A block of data
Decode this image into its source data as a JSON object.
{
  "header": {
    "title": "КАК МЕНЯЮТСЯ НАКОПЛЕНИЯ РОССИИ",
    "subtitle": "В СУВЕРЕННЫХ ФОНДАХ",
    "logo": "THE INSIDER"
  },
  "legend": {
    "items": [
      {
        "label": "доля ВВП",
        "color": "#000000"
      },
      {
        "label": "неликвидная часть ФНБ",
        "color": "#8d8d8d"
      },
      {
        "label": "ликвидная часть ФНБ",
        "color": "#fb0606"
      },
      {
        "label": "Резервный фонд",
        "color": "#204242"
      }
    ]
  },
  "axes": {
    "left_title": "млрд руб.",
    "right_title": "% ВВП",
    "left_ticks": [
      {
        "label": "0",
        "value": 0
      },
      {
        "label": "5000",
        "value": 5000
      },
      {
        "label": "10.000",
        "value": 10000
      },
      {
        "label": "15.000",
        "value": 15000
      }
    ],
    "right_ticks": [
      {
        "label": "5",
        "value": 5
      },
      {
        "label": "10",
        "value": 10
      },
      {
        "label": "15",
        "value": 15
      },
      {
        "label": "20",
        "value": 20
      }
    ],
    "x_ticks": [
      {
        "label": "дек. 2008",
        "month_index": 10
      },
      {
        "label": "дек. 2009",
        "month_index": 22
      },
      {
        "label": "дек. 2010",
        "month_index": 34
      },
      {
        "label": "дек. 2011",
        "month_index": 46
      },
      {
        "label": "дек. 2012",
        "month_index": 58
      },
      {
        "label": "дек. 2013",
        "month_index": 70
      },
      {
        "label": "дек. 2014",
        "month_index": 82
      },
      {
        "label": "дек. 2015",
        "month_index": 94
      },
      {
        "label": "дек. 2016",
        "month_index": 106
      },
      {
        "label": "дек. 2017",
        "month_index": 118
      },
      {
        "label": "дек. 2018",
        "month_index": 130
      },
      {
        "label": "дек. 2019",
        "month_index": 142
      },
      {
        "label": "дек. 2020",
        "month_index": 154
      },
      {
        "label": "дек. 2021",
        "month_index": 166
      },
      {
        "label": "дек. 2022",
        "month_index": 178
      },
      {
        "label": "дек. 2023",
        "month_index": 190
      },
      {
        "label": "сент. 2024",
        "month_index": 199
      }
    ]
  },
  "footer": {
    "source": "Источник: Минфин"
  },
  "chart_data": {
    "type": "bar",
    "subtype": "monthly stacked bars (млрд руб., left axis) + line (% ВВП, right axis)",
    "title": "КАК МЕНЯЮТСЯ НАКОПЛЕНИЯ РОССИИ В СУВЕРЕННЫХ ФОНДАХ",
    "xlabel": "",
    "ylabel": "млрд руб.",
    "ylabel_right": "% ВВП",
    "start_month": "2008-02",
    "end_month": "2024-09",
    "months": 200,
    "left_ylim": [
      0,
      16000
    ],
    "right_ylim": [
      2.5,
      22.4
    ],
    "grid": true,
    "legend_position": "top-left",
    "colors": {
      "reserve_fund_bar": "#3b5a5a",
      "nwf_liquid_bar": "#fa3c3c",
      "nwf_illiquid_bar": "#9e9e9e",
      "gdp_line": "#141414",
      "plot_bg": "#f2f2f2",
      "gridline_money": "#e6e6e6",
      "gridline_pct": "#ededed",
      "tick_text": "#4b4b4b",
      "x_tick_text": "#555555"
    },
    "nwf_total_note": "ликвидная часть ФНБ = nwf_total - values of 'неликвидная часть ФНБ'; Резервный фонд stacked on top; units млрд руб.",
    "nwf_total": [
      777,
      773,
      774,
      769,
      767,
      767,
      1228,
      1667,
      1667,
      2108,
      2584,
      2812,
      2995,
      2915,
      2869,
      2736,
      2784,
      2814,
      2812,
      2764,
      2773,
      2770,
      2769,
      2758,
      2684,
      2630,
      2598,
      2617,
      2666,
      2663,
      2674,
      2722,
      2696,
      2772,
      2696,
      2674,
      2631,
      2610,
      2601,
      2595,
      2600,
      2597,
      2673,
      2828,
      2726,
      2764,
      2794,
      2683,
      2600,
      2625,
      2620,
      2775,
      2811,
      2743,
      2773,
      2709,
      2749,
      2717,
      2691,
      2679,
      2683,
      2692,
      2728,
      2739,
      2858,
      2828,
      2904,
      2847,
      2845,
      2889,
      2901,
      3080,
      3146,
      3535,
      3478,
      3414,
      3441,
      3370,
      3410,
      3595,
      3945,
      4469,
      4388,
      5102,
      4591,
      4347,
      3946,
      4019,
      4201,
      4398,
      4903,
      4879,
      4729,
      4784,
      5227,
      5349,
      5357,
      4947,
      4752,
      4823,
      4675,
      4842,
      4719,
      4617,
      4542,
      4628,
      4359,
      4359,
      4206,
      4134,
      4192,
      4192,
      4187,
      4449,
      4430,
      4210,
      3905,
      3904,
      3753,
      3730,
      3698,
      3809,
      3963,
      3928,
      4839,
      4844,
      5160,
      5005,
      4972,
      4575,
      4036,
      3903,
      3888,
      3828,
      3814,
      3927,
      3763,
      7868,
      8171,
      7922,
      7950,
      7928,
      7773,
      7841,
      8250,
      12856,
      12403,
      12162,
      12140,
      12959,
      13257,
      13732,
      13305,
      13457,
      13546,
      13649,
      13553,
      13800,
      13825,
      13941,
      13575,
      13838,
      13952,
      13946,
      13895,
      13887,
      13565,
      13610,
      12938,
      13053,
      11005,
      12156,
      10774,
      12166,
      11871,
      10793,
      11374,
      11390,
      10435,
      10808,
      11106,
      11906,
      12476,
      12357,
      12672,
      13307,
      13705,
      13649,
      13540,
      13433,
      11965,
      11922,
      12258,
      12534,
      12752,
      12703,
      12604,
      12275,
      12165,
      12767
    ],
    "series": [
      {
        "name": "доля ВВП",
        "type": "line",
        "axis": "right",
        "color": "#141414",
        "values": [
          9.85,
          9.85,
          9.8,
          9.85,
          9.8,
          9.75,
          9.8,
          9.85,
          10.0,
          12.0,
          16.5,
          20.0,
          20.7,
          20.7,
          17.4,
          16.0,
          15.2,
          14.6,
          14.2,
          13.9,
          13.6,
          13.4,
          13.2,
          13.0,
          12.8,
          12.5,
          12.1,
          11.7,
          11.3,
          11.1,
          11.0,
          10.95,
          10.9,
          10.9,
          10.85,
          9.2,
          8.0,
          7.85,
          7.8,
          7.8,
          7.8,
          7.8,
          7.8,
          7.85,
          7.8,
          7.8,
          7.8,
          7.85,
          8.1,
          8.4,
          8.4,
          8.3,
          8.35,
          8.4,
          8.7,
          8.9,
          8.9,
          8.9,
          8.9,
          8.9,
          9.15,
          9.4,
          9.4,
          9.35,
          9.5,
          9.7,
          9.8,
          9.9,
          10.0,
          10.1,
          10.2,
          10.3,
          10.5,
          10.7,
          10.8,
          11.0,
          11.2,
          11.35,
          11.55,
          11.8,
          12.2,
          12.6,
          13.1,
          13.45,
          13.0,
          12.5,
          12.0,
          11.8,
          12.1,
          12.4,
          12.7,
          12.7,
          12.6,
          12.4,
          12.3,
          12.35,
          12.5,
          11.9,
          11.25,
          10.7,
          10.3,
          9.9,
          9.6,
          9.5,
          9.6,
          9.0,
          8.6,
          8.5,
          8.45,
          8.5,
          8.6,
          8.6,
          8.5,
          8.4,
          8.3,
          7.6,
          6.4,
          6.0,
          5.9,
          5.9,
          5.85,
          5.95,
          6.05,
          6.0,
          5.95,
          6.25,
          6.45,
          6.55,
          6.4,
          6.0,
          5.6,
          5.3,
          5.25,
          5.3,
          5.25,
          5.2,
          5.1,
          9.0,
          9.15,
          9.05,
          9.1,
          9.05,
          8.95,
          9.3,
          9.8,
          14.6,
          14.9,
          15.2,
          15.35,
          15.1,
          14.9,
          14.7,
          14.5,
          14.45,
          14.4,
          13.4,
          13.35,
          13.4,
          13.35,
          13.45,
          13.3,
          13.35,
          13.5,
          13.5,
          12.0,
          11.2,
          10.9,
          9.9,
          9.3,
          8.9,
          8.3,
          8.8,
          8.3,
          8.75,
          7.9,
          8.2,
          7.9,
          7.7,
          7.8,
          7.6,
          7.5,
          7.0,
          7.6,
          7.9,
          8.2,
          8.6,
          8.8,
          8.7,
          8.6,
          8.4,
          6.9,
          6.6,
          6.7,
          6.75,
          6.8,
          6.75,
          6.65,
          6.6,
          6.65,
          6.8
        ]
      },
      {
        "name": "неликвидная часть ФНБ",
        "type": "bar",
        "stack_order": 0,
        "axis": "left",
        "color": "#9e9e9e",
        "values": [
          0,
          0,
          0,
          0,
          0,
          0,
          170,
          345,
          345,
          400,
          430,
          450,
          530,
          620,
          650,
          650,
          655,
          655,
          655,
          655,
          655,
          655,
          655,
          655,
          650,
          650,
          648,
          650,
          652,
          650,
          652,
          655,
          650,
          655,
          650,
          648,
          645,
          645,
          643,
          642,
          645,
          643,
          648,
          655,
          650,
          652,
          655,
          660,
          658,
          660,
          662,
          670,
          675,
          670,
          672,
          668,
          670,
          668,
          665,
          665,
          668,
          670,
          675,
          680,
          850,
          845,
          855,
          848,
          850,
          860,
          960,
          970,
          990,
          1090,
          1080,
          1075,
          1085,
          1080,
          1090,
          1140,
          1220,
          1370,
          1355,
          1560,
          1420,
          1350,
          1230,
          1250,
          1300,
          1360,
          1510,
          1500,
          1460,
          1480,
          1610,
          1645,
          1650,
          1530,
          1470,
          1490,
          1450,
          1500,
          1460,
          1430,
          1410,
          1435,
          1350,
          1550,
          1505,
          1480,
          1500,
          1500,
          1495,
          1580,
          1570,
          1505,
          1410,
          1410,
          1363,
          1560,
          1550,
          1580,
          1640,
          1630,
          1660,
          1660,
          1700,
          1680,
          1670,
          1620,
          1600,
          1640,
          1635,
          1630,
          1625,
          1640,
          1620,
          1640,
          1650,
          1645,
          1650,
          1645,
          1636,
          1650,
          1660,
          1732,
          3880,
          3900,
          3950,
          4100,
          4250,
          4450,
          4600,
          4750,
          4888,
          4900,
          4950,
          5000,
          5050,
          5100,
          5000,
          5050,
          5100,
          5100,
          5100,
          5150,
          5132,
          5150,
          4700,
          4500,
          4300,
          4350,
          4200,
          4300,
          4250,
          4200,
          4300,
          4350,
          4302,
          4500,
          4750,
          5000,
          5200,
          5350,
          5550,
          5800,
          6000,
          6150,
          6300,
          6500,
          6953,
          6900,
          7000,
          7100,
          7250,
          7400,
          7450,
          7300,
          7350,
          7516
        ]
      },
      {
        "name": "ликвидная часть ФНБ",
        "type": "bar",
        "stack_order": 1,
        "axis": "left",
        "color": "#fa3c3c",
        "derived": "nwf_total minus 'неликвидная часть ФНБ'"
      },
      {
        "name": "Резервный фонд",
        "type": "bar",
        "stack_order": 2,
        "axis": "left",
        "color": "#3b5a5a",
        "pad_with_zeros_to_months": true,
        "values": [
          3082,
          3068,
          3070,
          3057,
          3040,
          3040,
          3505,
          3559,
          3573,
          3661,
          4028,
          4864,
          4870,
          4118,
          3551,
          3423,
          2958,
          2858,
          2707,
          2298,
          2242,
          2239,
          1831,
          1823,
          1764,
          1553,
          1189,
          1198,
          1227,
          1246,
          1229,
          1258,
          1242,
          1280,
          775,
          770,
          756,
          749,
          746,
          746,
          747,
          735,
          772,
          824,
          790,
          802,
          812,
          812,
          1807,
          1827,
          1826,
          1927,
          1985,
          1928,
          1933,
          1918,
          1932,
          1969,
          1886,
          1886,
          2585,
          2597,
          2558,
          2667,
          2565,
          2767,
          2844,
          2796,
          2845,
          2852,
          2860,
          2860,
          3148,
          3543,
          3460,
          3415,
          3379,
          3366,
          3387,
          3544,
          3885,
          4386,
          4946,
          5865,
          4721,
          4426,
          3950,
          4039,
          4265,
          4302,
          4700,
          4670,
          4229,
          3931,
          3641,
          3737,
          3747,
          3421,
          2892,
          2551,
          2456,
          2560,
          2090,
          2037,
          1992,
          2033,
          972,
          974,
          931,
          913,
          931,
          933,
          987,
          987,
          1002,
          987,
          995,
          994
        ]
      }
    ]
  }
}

Problem statement:
Copy out every line holding the string "ФОНДАХ".

Reply to the task:
    "subtitle": "В СУВЕРЕННЫХ ФОНДАХ",
    "title": "КАК МЕНЯЮТСЯ НАКОПЛЕНИЯ РОССИИ В СУВЕРЕННЫХ ФОНДАХ",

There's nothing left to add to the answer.